▸ **Task brief**: Find the string "color" and gather every line that holds it.

** Start of Data provided **

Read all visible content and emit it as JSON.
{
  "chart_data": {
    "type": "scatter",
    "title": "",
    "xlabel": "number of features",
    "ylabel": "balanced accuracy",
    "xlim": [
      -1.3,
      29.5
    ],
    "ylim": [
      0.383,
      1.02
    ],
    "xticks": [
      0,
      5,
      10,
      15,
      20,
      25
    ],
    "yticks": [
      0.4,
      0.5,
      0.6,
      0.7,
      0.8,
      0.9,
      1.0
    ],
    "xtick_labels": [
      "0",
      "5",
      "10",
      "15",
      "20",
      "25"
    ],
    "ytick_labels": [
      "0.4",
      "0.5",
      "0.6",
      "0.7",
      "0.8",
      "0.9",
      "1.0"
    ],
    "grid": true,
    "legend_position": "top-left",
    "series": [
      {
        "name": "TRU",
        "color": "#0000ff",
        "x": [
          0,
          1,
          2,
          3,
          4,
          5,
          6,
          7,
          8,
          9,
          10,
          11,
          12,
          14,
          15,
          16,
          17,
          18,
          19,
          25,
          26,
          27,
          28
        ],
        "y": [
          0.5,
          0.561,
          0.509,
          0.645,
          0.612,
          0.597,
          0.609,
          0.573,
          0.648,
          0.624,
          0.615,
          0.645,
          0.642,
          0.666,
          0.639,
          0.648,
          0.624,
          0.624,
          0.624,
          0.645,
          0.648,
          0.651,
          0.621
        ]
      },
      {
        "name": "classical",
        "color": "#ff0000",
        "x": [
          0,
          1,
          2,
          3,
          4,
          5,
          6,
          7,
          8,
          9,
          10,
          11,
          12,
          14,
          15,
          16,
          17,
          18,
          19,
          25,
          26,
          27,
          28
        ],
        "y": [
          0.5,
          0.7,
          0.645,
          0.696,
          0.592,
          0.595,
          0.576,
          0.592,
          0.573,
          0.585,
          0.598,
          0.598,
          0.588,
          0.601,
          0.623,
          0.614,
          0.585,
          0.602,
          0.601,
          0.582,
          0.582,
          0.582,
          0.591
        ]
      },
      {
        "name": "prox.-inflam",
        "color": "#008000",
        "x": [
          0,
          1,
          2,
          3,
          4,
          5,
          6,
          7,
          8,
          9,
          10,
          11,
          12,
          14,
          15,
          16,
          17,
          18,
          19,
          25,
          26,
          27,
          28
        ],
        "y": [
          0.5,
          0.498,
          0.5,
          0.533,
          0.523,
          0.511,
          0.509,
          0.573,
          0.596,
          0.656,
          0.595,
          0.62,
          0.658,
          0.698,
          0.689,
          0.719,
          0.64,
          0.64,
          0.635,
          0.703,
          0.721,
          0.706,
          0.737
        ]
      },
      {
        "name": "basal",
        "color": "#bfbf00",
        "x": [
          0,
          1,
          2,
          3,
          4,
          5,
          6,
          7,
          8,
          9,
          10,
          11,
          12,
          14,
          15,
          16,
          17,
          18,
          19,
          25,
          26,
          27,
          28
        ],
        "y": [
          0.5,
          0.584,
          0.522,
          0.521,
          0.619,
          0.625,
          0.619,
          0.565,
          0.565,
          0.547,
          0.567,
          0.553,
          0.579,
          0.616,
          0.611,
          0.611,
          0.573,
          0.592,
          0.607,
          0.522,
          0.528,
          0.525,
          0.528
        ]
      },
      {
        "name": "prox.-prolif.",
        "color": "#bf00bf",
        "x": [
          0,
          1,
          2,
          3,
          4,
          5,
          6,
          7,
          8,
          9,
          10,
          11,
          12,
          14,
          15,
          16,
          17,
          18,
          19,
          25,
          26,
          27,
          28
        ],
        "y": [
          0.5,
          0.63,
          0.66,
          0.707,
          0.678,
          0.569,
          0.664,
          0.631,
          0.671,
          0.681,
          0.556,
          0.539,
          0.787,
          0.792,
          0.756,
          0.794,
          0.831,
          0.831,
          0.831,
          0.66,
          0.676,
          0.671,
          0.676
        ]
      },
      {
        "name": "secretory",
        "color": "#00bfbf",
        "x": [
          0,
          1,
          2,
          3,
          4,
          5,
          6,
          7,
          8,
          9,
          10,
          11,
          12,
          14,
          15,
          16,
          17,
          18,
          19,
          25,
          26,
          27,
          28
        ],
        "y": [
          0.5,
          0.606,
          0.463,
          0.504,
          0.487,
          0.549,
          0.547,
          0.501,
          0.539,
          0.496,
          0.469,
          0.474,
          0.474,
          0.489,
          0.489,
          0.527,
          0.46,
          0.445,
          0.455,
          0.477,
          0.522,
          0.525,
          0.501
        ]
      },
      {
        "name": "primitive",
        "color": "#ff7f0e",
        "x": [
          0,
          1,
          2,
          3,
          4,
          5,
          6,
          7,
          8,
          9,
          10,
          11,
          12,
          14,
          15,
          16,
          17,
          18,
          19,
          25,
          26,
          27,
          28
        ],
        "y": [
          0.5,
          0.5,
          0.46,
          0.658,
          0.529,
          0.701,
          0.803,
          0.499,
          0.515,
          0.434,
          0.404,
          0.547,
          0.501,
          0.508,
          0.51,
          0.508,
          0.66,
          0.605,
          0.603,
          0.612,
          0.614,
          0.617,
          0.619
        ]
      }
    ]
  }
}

** End of Data provided **

▸ **Result of the exercise**:
        "color": "#0000ff",
        "color": "#ff0000",
        "color": "#008000",
        "color": "#bfbf00",
        "color": "#bf00bf",
        "color": "#00bfbf",
        "color": "#ff7f0e",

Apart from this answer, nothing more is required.